Your objective: Find the word "text" in the data. Return every line where it appears.

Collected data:
--- start ---
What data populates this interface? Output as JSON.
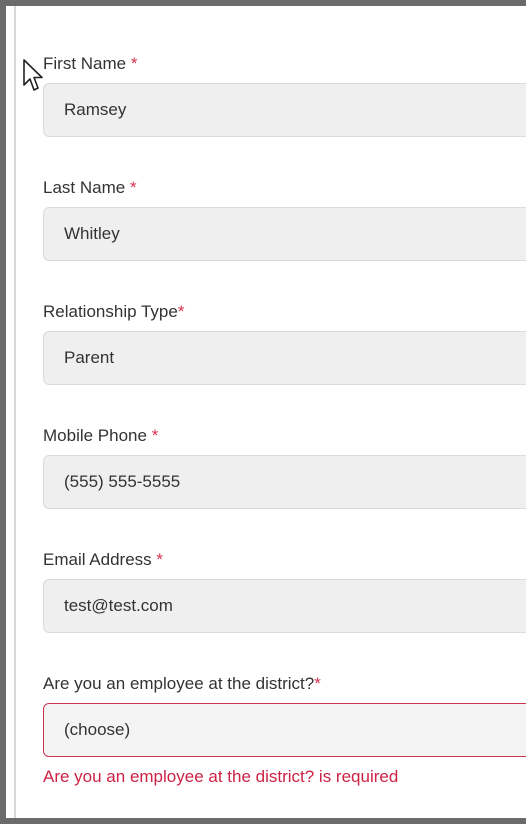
{
  "form": {
    "required_mark": "*",
    "fields": [
      {
        "label": "First Name ",
        "value": "Ramsey"
      },
      {
        "label": "Last Name ",
        "value": "Whitley"
      },
      {
        "label": "Relationship Type",
        "value": "Parent"
      },
      {
        "label": "Mobile Phone ",
        "value": "(555) 555-5555"
      },
      {
        "label": "Email Address ",
        "value": "test@test.com"
      },
      {
        "label": "Are you an employee at the district?",
        "value": "(choose)"
      }
    ],
    "error_message": "Are you an employee at the district? is required"
  },
  "colors": {
    "required": "#d9324e",
    "error": "#cc2244",
    "field_bg": "#efefef",
    "frame": "#6b6b6b"
  },
  "icons": {
    "cursor": "mouse-pointer-icon"
  }
}
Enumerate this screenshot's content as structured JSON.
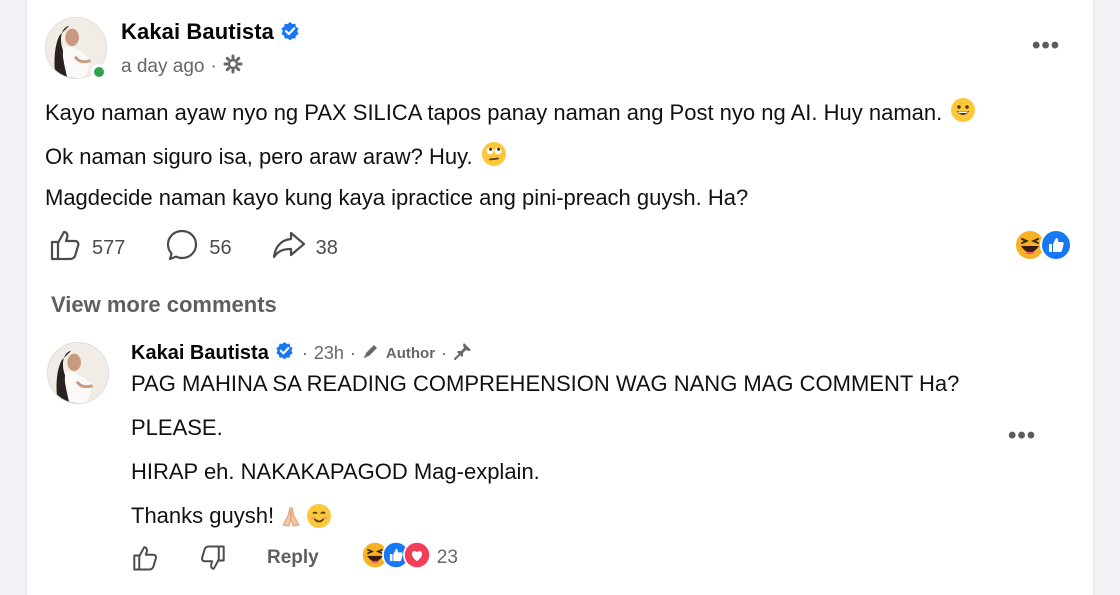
{
  "post": {
    "author": "Kakai Bautista",
    "time": "a day ago",
    "separator": "·",
    "lines": [
      "Kayo naman ayaw nyo ng PAX SILICA tapos panay naman ang Post nyo ng AI. Huy naman.",
      "Ok naman siguro isa, pero araw araw? Huy.",
      "Magdecide naman kayo kung kaya ipractice ang pini-preach guysh. Ha?"
    ],
    "likes": "577",
    "comments": "56",
    "shares": "38",
    "more_label": "•••"
  },
  "view_more_comments": "View more comments",
  "comment": {
    "author": "Kakai Bautista",
    "time": "23h",
    "separator": "·",
    "author_label": "Author",
    "lines": [
      "PAG MAHINA SA READING COMPREHENSION WAG NANG MAG COMMENT Ha?",
      "PLEASE.",
      "HIRAP eh. NAKAKAPAGOD Mag-explain.",
      "Thanks guysh!"
    ],
    "reply_label": "Reply",
    "reaction_count": "23",
    "more_label": "•••"
  },
  "colors": {
    "verified": "#1877f2",
    "online": "#31a24c",
    "like_blue": "#1877f2",
    "love_red": "#f33e58",
    "emoji_yellow": "#f7b125"
  },
  "icons": [
    "verified-icon",
    "globe-settings-icon",
    "like-icon",
    "comment-icon",
    "share-icon",
    "haha-icon",
    "like-reaction-icon",
    "love-reaction-icon",
    "pin-icon",
    "author-pen-icon",
    "dislike-icon"
  ]
}
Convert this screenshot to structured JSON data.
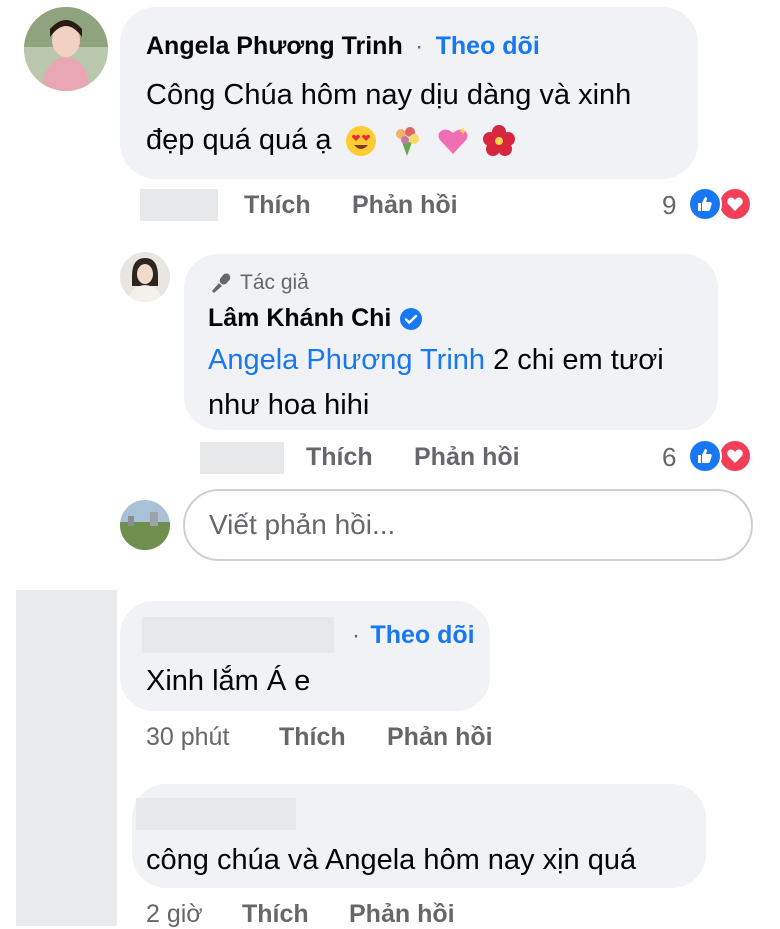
{
  "colors": {
    "bubble": "#f0f2f5",
    "link": "#1877f2",
    "muted": "#65676b",
    "like": "#1877f2",
    "love": "#f33e58",
    "verified": "#1877f2"
  },
  "comments": [
    {
      "author": "Angela Phương Trinh",
      "follow": "Theo dõi",
      "separator": "·",
      "text": "Công Chúa hôm nay dịu dàng và xinh đẹp quá quá ạ",
      "emojis": [
        "smiling-face-heart-eyes-icon",
        "bouquet-icon",
        "sparkling-heart-icon",
        "hibiscus-icon"
      ],
      "actions": {
        "like": "Thích",
        "reply": "Phản hồi"
      },
      "reaction_count": "9",
      "reactions": [
        "like-icon",
        "love-icon"
      ],
      "reply": {
        "badge": "Tác giả",
        "badge_icon": "microphone-icon",
        "author": "Lâm Khánh Chi",
        "verified_icon": "verified-badge-icon",
        "mention": "Angela Phương Trinh",
        "text": " 2 chi em tươi như hoa hihi",
        "actions": {
          "like": "Thích",
          "reply": "Phản hồi"
        },
        "reaction_count": "6",
        "reactions": [
          "like-icon",
          "love-icon"
        ]
      },
      "reply_input": {
        "placeholder": "Viết phản hồi..."
      }
    },
    {
      "follow": "Theo dõi",
      "separator": "·",
      "text": "Xinh lắm Á e",
      "time": "30 phút",
      "actions": {
        "like": "Thích",
        "reply": "Phản hồi"
      }
    },
    {
      "text": "công chúa và Angela hôm nay xịn quá",
      "time": "2 giờ",
      "actions": {
        "like": "Thích",
        "reply": "Phản hồi"
      }
    }
  ]
}
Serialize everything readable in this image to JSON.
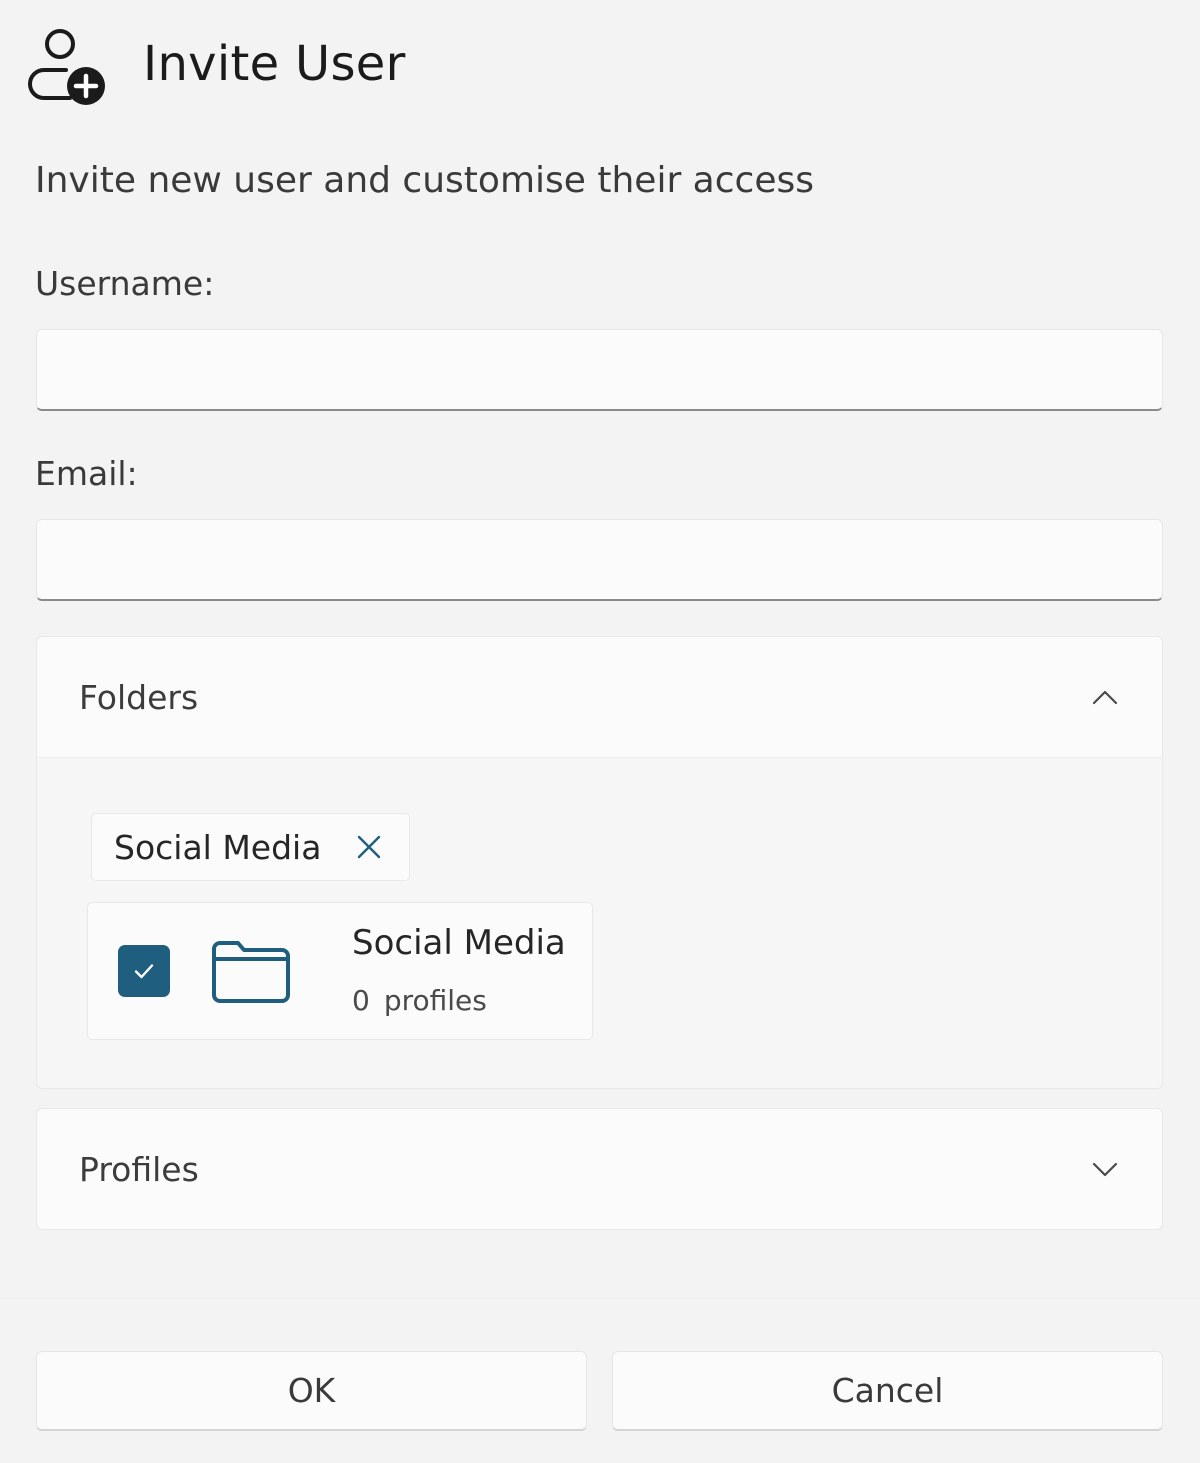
{
  "dialog": {
    "title": "Invite User",
    "subtitle": "Invite new user and customise their access",
    "header_icon": "user-add-icon"
  },
  "fields": {
    "username": {
      "label": "Username:",
      "value": "",
      "placeholder": ""
    },
    "email": {
      "label": "Email:",
      "value": "",
      "placeholder": ""
    }
  },
  "sections": {
    "folders": {
      "title": "Folders",
      "expanded": true,
      "selected_tags": [
        {
          "label": "Social Media"
        }
      ],
      "items": [
        {
          "name": "Social Media",
          "profile_count": "0",
          "profile_label": "profiles",
          "checked": true
        }
      ]
    },
    "profiles": {
      "title": "Profiles",
      "expanded": false
    }
  },
  "buttons": {
    "ok": "OK",
    "cancel": "Cancel"
  },
  "colors": {
    "accent": "#1f5e7e",
    "background": "#f3f3f3",
    "surface": "#fbfbfb"
  }
}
--- end ---
Finished exercise:
      "text": "Công Chúa hôm nay dịu dàng và xinh đẹp quá quá ạ",
        "text": " 2 chi em tươi như hoa hihi",
      "text": "Xinh lắm Á e",
      "text": "công chúa và Angela hôm nay xịn quá",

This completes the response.